→ Supplied records:

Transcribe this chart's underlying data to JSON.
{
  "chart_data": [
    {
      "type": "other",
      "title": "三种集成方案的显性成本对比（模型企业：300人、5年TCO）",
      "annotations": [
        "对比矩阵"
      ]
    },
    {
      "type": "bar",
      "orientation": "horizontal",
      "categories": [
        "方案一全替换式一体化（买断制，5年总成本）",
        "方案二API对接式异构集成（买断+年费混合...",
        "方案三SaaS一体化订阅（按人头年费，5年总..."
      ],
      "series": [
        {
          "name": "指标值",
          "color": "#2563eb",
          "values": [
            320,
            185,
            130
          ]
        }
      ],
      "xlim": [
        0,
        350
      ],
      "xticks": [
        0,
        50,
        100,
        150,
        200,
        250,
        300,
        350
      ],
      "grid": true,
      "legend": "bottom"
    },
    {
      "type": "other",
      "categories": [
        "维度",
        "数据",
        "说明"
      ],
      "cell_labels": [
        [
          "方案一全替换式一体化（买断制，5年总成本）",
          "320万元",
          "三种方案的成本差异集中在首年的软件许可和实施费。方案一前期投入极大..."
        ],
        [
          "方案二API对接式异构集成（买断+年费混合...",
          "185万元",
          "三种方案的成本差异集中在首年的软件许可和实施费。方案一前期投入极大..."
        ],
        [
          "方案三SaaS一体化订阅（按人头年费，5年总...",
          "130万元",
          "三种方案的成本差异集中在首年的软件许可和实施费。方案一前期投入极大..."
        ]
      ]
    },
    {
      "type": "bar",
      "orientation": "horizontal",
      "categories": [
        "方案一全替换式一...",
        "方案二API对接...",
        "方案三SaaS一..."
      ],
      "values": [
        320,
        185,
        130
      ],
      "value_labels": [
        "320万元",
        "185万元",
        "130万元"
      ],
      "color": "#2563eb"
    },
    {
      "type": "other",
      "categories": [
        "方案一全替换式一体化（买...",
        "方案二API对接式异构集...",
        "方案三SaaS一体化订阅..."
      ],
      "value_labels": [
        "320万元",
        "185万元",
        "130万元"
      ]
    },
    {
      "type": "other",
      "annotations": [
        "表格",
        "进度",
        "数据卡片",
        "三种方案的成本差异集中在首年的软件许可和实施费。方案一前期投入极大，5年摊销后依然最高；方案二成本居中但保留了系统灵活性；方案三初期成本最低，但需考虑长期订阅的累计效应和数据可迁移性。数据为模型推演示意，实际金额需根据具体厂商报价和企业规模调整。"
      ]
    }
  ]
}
--
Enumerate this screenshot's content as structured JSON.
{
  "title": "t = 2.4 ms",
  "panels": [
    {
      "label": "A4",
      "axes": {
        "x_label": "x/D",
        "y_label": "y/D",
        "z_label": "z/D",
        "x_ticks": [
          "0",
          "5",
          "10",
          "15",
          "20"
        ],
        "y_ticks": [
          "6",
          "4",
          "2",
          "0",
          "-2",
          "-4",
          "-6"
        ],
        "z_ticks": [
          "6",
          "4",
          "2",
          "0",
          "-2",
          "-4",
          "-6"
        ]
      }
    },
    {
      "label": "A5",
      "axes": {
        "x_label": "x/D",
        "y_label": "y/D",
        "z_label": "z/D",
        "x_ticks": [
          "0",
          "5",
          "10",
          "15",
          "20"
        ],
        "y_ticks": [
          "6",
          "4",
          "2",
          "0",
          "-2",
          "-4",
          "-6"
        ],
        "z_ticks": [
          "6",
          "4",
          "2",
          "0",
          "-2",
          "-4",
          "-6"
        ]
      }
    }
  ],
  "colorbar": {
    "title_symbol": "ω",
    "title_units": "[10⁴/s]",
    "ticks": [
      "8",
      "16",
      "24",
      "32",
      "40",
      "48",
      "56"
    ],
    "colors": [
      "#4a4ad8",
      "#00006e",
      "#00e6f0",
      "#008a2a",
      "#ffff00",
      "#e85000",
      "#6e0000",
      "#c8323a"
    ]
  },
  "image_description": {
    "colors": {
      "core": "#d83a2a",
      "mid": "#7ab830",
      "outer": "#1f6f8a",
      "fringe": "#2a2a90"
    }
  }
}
...
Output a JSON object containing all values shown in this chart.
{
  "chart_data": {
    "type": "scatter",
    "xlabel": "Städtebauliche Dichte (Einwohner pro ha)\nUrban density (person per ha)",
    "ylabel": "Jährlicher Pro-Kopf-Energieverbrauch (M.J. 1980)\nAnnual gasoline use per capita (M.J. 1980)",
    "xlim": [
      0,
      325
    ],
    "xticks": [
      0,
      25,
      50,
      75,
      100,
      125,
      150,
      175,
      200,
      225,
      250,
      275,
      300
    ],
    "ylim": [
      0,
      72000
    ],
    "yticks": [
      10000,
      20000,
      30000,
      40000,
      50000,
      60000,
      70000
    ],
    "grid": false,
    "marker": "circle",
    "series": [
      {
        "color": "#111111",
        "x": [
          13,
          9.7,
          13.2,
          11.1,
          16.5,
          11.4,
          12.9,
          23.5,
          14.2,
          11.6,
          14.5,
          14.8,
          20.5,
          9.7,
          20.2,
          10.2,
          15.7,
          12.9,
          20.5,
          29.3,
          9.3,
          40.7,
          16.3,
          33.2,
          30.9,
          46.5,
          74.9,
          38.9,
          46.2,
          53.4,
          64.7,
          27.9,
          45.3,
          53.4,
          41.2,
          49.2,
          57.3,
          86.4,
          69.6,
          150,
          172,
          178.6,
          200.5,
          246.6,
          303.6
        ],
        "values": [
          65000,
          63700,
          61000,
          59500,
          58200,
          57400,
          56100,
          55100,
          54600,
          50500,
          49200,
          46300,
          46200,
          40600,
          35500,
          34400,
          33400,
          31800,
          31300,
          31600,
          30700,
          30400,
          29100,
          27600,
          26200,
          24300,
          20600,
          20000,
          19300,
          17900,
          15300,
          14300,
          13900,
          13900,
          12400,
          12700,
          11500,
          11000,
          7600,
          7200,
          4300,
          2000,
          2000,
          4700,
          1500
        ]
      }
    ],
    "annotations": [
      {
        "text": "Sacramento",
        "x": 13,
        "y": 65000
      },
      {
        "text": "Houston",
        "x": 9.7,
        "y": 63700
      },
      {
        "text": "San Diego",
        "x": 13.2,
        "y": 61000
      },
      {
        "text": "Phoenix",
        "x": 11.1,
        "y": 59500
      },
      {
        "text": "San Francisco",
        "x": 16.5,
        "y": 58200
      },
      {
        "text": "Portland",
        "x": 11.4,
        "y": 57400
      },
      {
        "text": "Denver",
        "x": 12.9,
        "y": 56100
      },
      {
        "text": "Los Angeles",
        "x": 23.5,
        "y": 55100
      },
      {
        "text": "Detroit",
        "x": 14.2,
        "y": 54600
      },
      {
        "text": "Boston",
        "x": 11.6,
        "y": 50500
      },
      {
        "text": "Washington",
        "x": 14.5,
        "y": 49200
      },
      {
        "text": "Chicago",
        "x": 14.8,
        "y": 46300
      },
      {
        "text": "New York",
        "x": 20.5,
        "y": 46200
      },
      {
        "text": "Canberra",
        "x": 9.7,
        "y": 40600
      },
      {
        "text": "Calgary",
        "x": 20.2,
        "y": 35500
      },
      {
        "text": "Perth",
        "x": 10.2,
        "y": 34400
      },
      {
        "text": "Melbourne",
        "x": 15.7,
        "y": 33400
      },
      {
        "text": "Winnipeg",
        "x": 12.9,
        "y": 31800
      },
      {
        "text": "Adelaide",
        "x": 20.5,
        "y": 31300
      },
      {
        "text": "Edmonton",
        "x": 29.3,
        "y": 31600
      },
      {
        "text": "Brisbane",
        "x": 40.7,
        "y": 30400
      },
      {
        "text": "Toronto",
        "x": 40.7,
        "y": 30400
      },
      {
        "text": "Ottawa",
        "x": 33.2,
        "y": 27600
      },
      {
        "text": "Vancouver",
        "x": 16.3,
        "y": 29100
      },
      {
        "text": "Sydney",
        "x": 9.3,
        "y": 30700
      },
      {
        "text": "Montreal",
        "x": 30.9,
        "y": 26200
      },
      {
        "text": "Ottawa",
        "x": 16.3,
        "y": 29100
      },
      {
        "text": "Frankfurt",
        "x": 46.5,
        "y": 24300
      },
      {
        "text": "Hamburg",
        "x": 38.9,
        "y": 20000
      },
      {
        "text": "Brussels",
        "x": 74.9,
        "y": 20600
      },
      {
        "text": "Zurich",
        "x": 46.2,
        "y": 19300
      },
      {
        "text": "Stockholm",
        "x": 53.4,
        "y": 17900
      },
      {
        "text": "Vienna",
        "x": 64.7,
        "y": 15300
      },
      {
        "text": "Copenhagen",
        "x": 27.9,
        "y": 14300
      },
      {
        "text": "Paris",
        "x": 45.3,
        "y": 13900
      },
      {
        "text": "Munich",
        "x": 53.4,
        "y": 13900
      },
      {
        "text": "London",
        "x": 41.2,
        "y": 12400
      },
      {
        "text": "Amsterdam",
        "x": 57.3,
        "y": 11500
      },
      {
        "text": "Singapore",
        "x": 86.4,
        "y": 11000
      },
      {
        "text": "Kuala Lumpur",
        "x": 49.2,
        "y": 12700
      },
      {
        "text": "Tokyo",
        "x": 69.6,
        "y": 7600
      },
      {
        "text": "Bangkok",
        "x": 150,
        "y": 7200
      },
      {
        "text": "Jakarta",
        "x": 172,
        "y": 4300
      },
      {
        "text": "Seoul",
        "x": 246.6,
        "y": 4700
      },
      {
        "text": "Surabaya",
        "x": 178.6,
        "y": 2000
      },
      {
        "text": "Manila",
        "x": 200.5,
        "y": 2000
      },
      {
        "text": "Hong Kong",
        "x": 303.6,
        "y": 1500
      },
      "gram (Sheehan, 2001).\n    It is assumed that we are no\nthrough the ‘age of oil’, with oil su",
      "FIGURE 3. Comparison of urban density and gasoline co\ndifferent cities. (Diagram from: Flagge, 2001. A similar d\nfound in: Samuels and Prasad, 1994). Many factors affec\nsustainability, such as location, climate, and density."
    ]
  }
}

→ Task to carry out: Filter out all lines lacking the word "JSON" and copy the rest.

→ Solution to this problem:
Transcribe this chart's underlying data to JSON.
Enumerate this screenshot's content as structured JSON.
Output a JSON object containing all values shown in this chart.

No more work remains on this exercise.